**REQUIRED WORK**:
Quote the records beneath, complete and exact. Leave out images.
Begin
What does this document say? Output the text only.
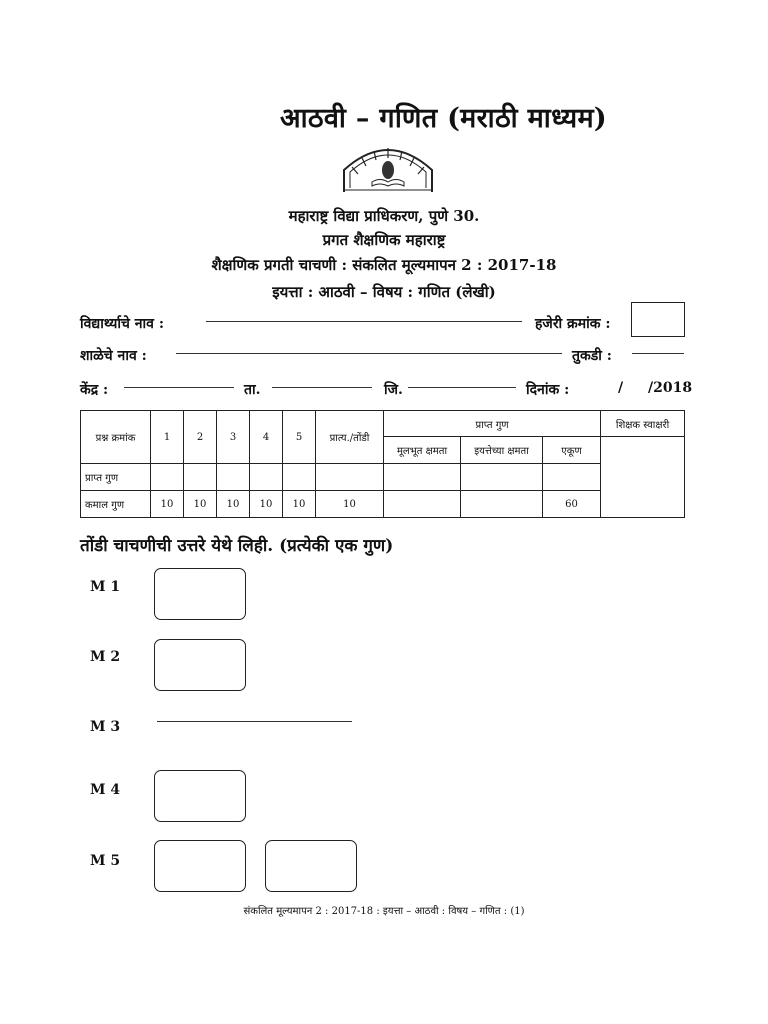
आठवी – गणित (मराठी माध्यम)
महाराष्ट्र विद्या प्राधिकरण, पुणे 30.
प्रगत शैक्षणिक महाराष्ट्र
शैक्षणिक प्रगती चाचणी : संकलित मूल्यमापन 2 : 2017-18
इयत्ता : आठवी – विषय : गणित (लेखी)
विद्यार्थ्याचे नाव :	हजेरी क्रमांक :
शाळेचे नाव :	तुकडी :
केंद्र :	ता.	जि.	दिनांक :	/ /2018
प्रश्न क्रमांक	1	2	3	4	5	प्रात्य./तोंडी	प्राप्त गुण			शिक्षक स्वाक्षरी
							मूलभूत क्षमता	इयत्तेच्या क्षमता	एकूण	
प्राप्त गुण										
कमाल गुण	10	10	10	10	10	10			60	
तोंडी चाचणीची उत्तरे येथे लिही. (प्रत्येकी एक गुण)
M 1
M 2
M 3
M 4
M 5
संकलित मूल्यमापन 2 : 2017-18 : इयत्ता – आठवी : विषय – गणित : (1)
End
**SOLUTION BELOW**:
What does this document say? Output the text only.
आठवी – गणित (मराठी माध्यम)
महाराष्ट्र विद्या प्राधिकरण, पुणे 30.
प्रगत शैक्षणिक महाराष्ट्र
शैक्षणिक प्रगती चाचणी : संकलित मूल्यमापन 2 : 2017-18
इयत्ता : आठवी – विषय : गणित (लेखी)
विद्यार्थ्याचे नाव :	हजेरी क्रमांक :
शाळेचे नाव :	तुकडी :
केंद्र :	ता.	जि.	दिनांक :	/ /2018
प्रश्न क्रमांक	1	2	3	4	5	प्रात्य./तोंडी	प्राप्त गुण			शिक्षक स्वाक्षरी
							मूलभूत क्षमता	इयत्तेच्या क्षमता	एकूण	
प्राप्त गुण										
कमाल गुण	10	10	10	10	10	10			60	
तोंडी चाचणीची उत्तरे येथे लिही. (प्रत्येकी एक गुण)
M 1
M 2
M 3
M 4
M 5
संकलित मूल्यमापन 2 : 2017-18 : इयत्ता – आठवी : विषय – गणित : (1)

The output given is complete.